> **Collected data entries**
##########

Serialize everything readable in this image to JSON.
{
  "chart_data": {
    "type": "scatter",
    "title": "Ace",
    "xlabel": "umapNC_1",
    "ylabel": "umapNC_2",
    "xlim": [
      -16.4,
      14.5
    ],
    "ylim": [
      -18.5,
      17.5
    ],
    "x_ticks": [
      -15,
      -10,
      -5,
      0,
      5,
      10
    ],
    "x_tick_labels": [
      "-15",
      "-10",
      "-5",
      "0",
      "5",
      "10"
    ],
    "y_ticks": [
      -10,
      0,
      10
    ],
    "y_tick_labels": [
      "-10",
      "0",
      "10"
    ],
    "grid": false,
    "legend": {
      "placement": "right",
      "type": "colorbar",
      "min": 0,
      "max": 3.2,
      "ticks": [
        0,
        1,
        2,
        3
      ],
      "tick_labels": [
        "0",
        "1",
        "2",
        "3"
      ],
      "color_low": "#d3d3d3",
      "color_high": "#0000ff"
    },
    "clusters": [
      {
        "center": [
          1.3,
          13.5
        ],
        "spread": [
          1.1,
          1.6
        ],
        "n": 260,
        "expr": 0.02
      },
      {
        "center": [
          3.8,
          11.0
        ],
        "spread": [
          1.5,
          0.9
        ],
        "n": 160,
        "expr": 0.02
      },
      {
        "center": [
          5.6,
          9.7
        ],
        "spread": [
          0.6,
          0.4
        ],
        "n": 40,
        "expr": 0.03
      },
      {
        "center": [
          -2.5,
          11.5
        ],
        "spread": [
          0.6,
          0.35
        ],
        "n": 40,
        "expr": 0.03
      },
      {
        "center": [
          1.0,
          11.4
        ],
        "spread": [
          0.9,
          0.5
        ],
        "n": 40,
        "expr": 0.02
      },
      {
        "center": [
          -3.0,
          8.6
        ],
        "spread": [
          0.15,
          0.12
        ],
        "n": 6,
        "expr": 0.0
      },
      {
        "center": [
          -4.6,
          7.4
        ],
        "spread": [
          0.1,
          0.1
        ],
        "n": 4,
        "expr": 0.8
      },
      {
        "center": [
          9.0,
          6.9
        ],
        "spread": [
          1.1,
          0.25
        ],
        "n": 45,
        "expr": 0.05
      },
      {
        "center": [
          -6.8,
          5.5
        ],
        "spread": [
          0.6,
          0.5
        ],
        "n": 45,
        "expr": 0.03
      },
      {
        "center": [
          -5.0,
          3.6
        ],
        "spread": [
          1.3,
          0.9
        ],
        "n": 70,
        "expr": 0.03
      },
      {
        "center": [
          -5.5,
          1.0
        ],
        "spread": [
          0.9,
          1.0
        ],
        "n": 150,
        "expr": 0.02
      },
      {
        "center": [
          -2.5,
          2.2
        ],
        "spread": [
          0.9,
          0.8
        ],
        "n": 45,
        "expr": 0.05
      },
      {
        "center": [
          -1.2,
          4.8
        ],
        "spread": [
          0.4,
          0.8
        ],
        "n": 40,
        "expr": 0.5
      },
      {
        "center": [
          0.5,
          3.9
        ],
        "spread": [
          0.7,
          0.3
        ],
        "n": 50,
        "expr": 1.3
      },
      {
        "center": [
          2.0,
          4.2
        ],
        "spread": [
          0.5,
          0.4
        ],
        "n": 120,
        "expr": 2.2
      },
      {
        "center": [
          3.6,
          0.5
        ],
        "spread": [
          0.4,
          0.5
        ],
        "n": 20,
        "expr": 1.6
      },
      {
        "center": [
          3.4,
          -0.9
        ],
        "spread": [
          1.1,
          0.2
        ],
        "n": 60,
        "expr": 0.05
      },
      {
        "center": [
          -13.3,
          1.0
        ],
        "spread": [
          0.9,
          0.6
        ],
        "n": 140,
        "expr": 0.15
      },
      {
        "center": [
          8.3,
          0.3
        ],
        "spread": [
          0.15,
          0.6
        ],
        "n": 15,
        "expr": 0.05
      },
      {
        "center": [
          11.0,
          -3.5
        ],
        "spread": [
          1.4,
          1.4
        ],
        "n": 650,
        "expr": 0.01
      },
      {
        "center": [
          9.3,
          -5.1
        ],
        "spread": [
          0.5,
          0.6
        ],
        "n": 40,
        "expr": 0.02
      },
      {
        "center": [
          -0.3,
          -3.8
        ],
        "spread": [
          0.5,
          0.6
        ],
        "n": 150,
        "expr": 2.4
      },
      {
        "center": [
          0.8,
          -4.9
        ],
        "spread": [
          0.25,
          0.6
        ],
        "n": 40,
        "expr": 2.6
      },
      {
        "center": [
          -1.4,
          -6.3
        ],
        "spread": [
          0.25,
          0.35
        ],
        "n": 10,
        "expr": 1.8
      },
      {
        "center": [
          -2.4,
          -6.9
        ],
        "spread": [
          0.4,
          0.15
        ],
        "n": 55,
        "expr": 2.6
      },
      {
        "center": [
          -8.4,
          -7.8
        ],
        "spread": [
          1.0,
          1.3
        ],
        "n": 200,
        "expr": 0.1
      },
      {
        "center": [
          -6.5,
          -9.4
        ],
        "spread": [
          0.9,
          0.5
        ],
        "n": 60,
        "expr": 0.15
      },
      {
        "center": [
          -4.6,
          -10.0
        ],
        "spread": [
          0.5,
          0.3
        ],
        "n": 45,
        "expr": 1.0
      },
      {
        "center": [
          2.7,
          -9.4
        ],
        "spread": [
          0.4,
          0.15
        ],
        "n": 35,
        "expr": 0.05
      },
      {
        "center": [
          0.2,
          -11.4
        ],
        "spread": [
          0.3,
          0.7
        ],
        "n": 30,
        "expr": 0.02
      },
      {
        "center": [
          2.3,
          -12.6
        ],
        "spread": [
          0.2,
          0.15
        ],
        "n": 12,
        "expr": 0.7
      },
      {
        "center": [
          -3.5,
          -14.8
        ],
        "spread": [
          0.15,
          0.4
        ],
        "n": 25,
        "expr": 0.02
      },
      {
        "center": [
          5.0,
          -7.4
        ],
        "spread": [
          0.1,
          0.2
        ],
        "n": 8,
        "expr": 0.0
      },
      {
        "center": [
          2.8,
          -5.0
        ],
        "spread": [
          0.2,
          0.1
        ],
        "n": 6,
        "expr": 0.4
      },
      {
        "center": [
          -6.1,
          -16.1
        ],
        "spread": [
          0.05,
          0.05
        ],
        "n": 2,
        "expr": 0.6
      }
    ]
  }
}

##########

> **What you should do**
Repeat every record, keeping each word and mark exactly as it is.

> **Exercise output**
Serialize everything readable in this image to JSON.
{
  "chart_data": {
    "type": "scatter",
    "title": "Ace",
    "xlabel": "umapNC_1",
    "ylabel": "umapNC_2",
    "xlim": [
      -16.4,
      14.5
    ],
    "ylim": [
      -18.5,
      17.5
    ],
    "x_ticks": [
      -15,
      -10,
      -5,
      0,
      5,
      10
    ],
    "x_tick_labels": [
      "-15",
      "-10",
      "-5",
      "0",
      "5",
      "10"
    ],
    "y_ticks": [
      -10,
      0,
      10
    ],
    "y_tick_labels": [
      "-10",
      "0",
      "10"
    ],
    "grid": false,
    "legend": {
      "placement": "right",
      "type": "colorbar",
      "min": 0,
      "max": 3.2,
      "ticks": [
        0,
        1,
        2,
        3
      ],
      "tick_labels": [
        "0",
        "1",
        "2",
        "3"
      ],
      "color_low": "#d3d3d3",
      "color_high": "#0000ff"
    },
    "clusters": [
      {
        "center": [
          1.3,
          13.5
        ],
        "spread": [
          1.1,
          1.6
        ],
        "n": 260,
        "expr": 0.02
      },
      {
        "center": [
          3.8,
          11.0
        ],
        "spread": [
          1.5,
          0.9
        ],
        "n": 160,
        "expr": 0.02
      },
      {
        "center": [
          5.6,
          9.7
        ],
        "spread": [
          0.6,
          0.4
        ],
        "n": 40,
        "expr": 0.03
      },
      {
        "center": [
          -2.5,
          11.5
        ],
        "spread": [
          0.6,
          0.35
        ],
        "n": 40,
        "expr": 0.03
      },
      {
        "center": [
          1.0,
          11.4
        ],
        "spread": [
          0.9,
          0.5
        ],
        "n": 40,
        "expr": 0.02
      },
      {
        "center": [
          -3.0,
          8.6
        ],
        "spread": [
          0.15,
          0.12
        ],
        "n": 6,
        "expr": 0.0
      },
      {
        "center": [
          -4.6,
          7.4
        ],
        "spread": [
          0.1,
          0.1
        ],
        "n": 4,
        "expr": 0.8
      },
      {
        "center": [
          9.0,
          6.9
        ],
        "spread": [
          1.1,
          0.25
        ],
        "n": 45,
        "expr": 0.05
      },
      {
        "center": [
          -6.8,
          5.5
        ],
        "spread": [
          0.6,
          0.5
        ],
        "n": 45,
        "expr": 0.03
      },
      {
        "center": [
          -5.0,
          3.6
        ],
        "spread": [
          1.3,
          0.9
        ],
        "n": 70,
        "expr": 0.03
      },
      {
        "center": [
          -5.5,
          1.0
        ],
        "spread": [
          0.9,
          1.0
        ],
        "n": 150,
        "expr": 0.02
      },
      {
        "center": [
          -2.5,
          2.2
        ],
        "spread": [
          0.9,
          0.8
        ],
        "n": 45,
        "expr": 0.05
      },
      {
        "center": [
          -1.2,
          4.8
        ],
        "spread": [
          0.4,
          0.8
        ],
        "n": 40,
        "expr": 0.5
      },
      {
        "center": [
          0.5,
          3.9
        ],
        "spread": [
          0.7,
          0.3
        ],
        "n": 50,
        "expr": 1.3
      },
      {
        "center": [
          2.0,
          4.2
        ],
        "spread": [
          0.5,
          0.4
        ],
        "n": 120,
        "expr": 2.2
      },
      {
        "center": [
          3.6,
          0.5
        ],
        "spread": [
          0.4,
          0.5
        ],
        "n": 20,
        "expr": 1.6
      },
      {
        "center": [
          3.4,
          -0.9
        ],
        "spread": [
          1.1,
          0.2
        ],
        "n": 60,
        "expr": 0.05
      },
      {
        "center": [
          -13.3,
          1.0
        ],
        "spread": [
          0.9,
          0.6
        ],
        "n": 140,
        "expr": 0.15
      },
      {
        "center": [
          8.3,
          0.3
        ],
        "spread": [
          0.15,
          0.6
        ],
        "n": 15,
        "expr": 0.05
      },
      {
        "center": [
          11.0,
          -3.5
        ],
        "spread": [
          1.4,
          1.4
        ],
        "n": 650,
        "expr": 0.01
      },
      {
        "center": [
          9.3,
          -5.1
        ],
        "spread": [
          0.5,
          0.6
        ],
        "n": 40,
        "expr": 0.02
      },
      {
        "center": [
          -0.3,
          -3.8
        ],
        "spread": [
          0.5,
          0.6
        ],
        "n": 150,
        "expr": 2.4
      },
      {
        "center": [
          0.8,
          -4.9
        ],
        "spread": [
          0.25,
          0.6
        ],
        "n": 40,
        "expr": 2.6
      },
      {
        "center": [
          -1.4,
          -6.3
        ],
        "spread": [
          0.25,
          0.35
        ],
        "n": 10,
        "expr": 1.8
      },
      {
        "center": [
          -2.4,
          -6.9
        ],
        "spread": [
          0.4,
          0.15
        ],
        "n": 55,
        "expr": 2.6
      },
      {
        "center": [
          -8.4,
          -7.8
        ],
        "spread": [
          1.0,
          1.3
        ],
        "n": 200,
        "expr": 0.1
      },
      {
        "center": [
          -6.5,
          -9.4
        ],
        "spread": [
          0.9,
          0.5
        ],
        "n": 60,
        "expr": 0.15
      },
      {
        "center": [
          -4.6,
          -10.0
        ],
        "spread": [
          0.5,
          0.3
        ],
        "n": 45,
        "expr": 1.0
      },
      {
        "center": [
          2.7,
          -9.4
        ],
        "spread": [
          0.4,
          0.15
        ],
        "n": 35,
        "expr": 0.05
      },
      {
        "center": [
          0.2,
          -11.4
        ],
        "spread": [
          0.3,
          0.7
        ],
        "n": 30,
        "expr": 0.02
      },
      {
        "center": [
          2.3,
          -12.6
        ],
        "spread": [
          0.2,
          0.15
        ],
        "n": 12,
        "expr": 0.7
      },
      {
        "center": [
          -3.5,
          -14.8
        ],
        "spread": [
          0.15,
          0.4
        ],
        "n": 25,
        "expr": 0.02
      },
      {
        "center": [
          5.0,
          -7.4
        ],
        "spread": [
          0.1,
          0.2
        ],
        "n": 8,
        "expr": 0.0
      },
      {
        "center": [
          2.8,
          -5.0
        ],
        "spread": [
          0.2,
          0.1
        ],
        "n": 6,
        "expr": 0.4
      },
      {
        "center": [
          -6.1,
          -16.1
        ],
        "spread": [
          0.05,
          0.05
        ],
        "n": 2,
        "expr": 0.6
      }
    ]
  }
}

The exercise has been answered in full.